- **Task directions**
Where a line holds the word "text", copy that line from the data below.

- **Data for processing**

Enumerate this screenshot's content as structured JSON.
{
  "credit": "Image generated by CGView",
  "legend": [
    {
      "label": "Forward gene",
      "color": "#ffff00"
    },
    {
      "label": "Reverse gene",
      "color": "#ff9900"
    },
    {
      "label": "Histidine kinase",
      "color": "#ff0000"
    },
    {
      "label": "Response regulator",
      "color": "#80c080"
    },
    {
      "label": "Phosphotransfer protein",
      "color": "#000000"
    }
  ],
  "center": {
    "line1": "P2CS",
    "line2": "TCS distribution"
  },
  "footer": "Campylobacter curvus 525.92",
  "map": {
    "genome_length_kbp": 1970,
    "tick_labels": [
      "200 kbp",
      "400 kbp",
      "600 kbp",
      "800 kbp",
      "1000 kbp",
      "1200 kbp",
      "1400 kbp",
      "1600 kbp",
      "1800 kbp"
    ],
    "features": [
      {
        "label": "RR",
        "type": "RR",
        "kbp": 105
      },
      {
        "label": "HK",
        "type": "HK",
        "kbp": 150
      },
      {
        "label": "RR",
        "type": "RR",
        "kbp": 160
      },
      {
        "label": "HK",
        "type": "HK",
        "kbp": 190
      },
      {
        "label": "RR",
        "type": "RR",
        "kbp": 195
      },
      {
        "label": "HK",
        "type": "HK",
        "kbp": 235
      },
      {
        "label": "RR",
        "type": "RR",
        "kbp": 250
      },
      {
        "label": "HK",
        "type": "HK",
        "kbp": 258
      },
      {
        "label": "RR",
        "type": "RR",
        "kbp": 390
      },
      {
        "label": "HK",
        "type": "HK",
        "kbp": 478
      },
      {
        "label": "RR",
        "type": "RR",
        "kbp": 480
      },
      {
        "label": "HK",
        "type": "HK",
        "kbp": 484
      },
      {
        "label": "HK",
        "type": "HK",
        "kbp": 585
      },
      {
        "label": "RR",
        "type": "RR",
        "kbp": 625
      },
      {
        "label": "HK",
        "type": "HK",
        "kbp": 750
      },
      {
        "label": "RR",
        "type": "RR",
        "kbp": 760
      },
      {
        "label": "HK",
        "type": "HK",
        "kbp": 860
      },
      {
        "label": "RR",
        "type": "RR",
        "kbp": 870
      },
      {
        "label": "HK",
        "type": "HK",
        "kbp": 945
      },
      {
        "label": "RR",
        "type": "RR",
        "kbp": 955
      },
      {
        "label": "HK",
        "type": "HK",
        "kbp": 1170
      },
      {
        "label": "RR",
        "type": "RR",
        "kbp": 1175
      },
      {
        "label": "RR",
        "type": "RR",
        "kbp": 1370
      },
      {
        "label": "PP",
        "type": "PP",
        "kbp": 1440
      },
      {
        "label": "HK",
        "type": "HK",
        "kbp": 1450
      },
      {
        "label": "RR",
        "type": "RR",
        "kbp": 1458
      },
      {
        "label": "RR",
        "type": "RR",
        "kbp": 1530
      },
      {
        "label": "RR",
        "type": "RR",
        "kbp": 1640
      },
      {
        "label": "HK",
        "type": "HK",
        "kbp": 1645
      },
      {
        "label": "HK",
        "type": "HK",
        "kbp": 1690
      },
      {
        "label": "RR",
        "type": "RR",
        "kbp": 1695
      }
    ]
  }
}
---
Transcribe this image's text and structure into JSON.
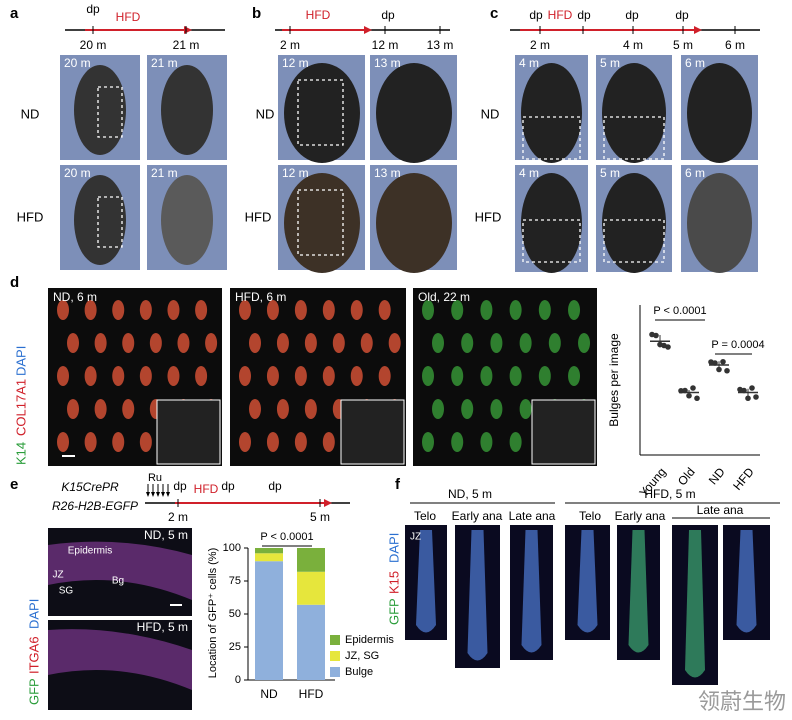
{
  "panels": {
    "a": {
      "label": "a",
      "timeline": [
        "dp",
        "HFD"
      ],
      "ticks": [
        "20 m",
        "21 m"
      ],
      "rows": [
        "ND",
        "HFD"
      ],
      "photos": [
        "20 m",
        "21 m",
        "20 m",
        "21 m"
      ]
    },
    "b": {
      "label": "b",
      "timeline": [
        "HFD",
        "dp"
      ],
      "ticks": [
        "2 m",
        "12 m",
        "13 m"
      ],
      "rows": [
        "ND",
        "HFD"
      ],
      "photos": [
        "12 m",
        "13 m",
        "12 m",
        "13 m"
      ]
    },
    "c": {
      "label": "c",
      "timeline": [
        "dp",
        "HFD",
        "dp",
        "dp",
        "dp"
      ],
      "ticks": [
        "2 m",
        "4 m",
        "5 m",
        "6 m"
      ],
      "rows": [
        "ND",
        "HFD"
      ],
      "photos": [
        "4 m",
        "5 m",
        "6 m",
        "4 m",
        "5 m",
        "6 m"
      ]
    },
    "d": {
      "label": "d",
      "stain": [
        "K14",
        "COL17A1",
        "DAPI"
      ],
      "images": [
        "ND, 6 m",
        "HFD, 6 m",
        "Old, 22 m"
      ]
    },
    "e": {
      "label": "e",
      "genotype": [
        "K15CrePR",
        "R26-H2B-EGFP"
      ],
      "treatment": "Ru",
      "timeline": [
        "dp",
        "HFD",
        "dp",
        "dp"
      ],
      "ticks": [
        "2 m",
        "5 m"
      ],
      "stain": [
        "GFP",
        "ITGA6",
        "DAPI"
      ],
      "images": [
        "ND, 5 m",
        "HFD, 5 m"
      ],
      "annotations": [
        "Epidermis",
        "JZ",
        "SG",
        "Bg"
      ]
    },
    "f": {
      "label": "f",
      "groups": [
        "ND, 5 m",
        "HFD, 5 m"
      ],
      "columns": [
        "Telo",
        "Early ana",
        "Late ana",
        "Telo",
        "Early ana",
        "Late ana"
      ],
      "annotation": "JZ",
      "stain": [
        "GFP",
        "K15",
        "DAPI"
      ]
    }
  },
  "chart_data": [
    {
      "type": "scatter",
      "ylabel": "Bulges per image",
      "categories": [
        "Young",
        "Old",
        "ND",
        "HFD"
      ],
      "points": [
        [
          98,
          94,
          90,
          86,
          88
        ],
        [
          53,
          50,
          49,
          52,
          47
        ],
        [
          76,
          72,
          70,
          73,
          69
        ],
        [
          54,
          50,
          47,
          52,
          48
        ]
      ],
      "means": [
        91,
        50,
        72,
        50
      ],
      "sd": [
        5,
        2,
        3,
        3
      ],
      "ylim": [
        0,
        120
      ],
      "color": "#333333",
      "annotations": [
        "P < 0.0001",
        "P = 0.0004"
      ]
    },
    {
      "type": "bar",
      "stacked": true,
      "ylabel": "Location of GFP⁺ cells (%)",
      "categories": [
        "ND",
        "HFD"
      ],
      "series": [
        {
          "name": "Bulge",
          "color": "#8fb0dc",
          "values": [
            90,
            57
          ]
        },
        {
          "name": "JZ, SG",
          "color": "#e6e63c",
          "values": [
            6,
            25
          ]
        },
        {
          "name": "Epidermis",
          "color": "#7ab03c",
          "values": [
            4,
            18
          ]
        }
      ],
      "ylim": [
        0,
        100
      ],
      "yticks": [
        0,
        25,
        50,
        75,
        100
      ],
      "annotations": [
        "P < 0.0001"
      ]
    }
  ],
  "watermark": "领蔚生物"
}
...
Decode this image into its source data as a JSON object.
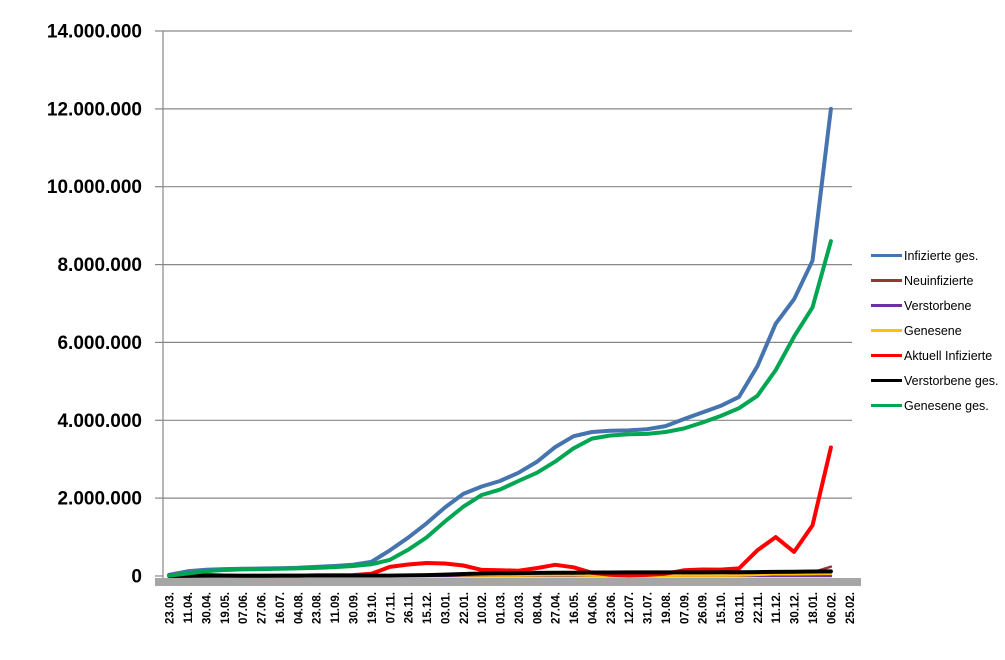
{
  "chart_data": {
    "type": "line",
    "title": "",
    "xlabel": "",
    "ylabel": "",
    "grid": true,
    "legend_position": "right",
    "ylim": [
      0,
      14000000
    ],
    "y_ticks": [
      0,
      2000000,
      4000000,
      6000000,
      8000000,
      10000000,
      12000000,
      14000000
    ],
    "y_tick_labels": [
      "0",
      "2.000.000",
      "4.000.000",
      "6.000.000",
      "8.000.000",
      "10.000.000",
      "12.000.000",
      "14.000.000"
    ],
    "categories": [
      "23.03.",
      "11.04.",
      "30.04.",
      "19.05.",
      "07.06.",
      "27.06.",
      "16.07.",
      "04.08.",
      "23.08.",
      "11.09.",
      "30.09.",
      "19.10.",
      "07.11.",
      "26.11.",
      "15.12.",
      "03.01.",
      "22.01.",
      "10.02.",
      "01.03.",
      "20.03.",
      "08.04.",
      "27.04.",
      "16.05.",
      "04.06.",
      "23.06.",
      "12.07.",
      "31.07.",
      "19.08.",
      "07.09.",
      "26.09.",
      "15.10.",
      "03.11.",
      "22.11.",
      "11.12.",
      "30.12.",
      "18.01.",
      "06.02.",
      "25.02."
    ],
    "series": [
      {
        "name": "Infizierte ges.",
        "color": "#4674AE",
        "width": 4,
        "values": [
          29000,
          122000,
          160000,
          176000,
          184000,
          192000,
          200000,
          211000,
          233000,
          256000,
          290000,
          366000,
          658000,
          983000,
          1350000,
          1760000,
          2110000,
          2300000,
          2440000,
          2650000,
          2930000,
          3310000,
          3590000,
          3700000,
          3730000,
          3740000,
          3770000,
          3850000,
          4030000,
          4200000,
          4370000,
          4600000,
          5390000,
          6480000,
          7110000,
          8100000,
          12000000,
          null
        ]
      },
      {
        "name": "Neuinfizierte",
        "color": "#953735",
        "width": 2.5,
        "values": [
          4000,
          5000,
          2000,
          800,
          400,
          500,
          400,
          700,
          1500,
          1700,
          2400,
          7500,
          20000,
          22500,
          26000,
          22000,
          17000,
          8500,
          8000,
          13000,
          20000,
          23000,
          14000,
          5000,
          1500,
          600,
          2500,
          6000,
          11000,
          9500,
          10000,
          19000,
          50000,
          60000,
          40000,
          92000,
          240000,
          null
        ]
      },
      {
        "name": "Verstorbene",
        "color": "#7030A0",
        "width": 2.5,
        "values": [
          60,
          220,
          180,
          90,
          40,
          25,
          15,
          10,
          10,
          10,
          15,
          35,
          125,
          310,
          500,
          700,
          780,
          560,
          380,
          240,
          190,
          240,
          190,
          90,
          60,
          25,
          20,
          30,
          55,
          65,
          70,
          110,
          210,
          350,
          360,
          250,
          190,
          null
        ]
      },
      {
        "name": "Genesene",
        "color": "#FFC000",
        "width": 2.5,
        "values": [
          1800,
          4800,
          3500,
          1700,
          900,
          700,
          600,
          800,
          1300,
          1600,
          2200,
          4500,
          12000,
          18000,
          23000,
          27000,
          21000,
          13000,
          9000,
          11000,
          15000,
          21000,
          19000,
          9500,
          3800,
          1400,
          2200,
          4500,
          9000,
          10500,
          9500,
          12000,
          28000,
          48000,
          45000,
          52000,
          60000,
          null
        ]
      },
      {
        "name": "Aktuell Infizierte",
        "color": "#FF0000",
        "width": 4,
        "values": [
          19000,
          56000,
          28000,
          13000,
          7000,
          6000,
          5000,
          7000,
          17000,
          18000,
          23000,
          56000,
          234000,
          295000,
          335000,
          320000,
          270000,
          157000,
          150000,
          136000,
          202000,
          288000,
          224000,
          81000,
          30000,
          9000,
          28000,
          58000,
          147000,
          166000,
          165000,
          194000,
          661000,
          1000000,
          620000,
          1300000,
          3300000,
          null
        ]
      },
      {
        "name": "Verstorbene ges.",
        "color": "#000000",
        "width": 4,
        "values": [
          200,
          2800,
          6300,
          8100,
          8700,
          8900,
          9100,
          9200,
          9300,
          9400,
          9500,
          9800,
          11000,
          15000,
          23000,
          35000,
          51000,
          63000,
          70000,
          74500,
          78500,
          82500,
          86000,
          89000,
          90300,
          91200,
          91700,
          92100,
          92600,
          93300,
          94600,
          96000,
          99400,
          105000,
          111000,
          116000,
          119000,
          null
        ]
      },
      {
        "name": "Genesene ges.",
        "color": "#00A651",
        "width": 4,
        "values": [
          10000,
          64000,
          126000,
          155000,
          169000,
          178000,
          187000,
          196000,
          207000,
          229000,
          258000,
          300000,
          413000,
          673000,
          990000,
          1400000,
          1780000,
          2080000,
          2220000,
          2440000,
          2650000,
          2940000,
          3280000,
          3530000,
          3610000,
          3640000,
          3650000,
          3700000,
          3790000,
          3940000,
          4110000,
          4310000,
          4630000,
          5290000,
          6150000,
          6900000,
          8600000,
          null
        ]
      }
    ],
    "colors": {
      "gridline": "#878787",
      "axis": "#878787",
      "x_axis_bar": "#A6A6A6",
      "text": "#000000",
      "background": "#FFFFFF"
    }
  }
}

- **Task output**
Transcribe this image's text and structure into JSON.
      "text": "#000000",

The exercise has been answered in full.